-------- DATA FOR THE TASK --------
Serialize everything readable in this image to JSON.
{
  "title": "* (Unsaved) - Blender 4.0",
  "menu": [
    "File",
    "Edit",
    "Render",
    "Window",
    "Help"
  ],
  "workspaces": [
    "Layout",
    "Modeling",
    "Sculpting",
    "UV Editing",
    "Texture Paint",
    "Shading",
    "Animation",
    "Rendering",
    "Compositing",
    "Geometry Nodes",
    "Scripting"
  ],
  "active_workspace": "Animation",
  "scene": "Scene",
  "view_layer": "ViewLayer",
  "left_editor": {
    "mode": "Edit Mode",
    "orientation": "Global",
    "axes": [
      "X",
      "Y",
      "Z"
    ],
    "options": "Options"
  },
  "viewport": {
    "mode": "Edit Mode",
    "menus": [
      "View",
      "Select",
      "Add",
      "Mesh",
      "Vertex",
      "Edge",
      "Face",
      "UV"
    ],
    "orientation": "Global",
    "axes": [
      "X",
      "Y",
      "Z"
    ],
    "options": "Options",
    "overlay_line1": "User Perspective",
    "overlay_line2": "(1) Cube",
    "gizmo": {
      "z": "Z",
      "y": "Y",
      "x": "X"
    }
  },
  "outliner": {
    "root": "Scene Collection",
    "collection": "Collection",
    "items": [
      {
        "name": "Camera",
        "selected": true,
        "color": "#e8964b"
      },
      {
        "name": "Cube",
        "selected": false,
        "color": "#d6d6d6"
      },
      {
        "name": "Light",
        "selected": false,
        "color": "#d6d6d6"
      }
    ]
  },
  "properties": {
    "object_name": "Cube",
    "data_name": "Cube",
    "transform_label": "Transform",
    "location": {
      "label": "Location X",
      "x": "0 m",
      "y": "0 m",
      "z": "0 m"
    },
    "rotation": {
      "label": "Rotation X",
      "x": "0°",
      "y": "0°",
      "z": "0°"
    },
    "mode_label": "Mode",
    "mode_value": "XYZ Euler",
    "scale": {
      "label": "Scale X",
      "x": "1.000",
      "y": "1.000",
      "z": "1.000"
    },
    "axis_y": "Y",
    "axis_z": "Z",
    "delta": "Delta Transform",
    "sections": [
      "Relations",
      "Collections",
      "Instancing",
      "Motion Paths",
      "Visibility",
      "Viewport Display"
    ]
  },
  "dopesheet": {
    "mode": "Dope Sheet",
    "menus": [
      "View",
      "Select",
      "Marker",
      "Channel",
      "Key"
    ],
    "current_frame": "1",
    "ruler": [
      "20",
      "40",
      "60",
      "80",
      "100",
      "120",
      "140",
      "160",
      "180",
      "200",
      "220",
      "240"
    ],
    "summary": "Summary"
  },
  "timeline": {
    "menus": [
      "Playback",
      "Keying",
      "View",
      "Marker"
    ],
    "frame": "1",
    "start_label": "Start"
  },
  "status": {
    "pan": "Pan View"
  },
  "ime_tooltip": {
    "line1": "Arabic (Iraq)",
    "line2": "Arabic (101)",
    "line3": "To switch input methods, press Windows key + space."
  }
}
--------
PROBLEM TO SOLVE:
Would you restate each of the entries word for word?

FULL SOLUTION:
Serialize everything readable in this image to JSON.
{
  "title": "* (Unsaved) - Blender 4.0",
  "menu": [
    "File",
    "Edit",
    "Render",
    "Window",
    "Help"
  ],
  "workspaces": [
    "Layout",
    "Modeling",
    "Sculpting",
    "UV Editing",
    "Texture Paint",
    "Shading",
    "Animation",
    "Rendering",
    "Compositing",
    "Geometry Nodes",
    "Scripting"
  ],
  "active_workspace": "Animation",
  "scene": "Scene",
  "view_layer": "ViewLayer",
  "left_editor": {
    "mode": "Edit Mode",
    "orientation": "Global",
    "axes": [
      "X",
      "Y",
      "Z"
    ],
    "options": "Options"
  },
  "viewport": {
    "mode": "Edit Mode",
    "menus": [
      "View",
      "Select",
      "Add",
      "Mesh",
      "Vertex",
      "Edge",
      "Face",
      "UV"
    ],
    "orientation": "Global",
    "axes": [
      "X",
      "Y",
      "Z"
    ],
    "options": "Options",
    "overlay_line1": "User Perspective",
    "overlay_line2": "(1) Cube",
    "gizmo": {
      "z": "Z",
      "y": "Y",
      "x": "X"
    }
  },
  "outliner": {
    "root": "Scene Collection",
    "collection": "Collection",
    "items": [
      {
        "name": "Camera",
        "selected": true,
        "color": "#e8964b"
      },
      {
        "name": "Cube",
        "selected": false,
        "color": "#d6d6d6"
      },
      {
        "name": "Light",
        "selected": false,
        "color": "#d6d6d6"
      }
    ]
  },
  "properties": {
    "object_name": "Cube",
    "data_name": "Cube",
    "transform_label": "Transform",
    "location": {
      "label": "Location X",
      "x": "0 m",
      "y": "0 m",
      "z": "0 m"
    },
    "rotation": {
      "label": "Rotation X",
      "x": "0°",
      "y": "0°",
      "z": "0°"
    },
    "mode_label": "Mode",
    "mode_value": "XYZ Euler",
    "scale": {
      "label": "Scale X",
      "x": "1.000",
      "y": "1.000",
      "z": "1.000"
    },
    "axis_y": "Y",
    "axis_z": "Z",
    "delta": "Delta Transform",
    "sections": [
      "Relations",
      "Collections",
      "Instancing",
      "Motion Paths",
      "Visibility",
      "Viewport Display"
    ]
  },
  "dopesheet": {
    "mode": "Dope Sheet",
    "menus": [
      "View",
      "Select",
      "Marker",
      "Channel",
      "Key"
    ],
    "current_frame": "1",
    "ruler": [
      "20",
      "40",
      "60",
      "80",
      "100",
      "120",
      "140",
      "160",
      "180",
      "200",
      "220",
      "240"
    ],
    "summary": "Summary"
  },
  "timeline": {
    "menus": [
      "Playback",
      "Keying",
      "View",
      "Marker"
    ],
    "frame": "1",
    "start_label": "Start"
  },
  "status": {
    "pan": "Pan View"
  },
  "ime_tooltip": {
    "line1": "Arabic (Iraq)",
    "line2": "Arabic (101)",
    "line3": "To switch input methods, press Windows key + space."
  }
}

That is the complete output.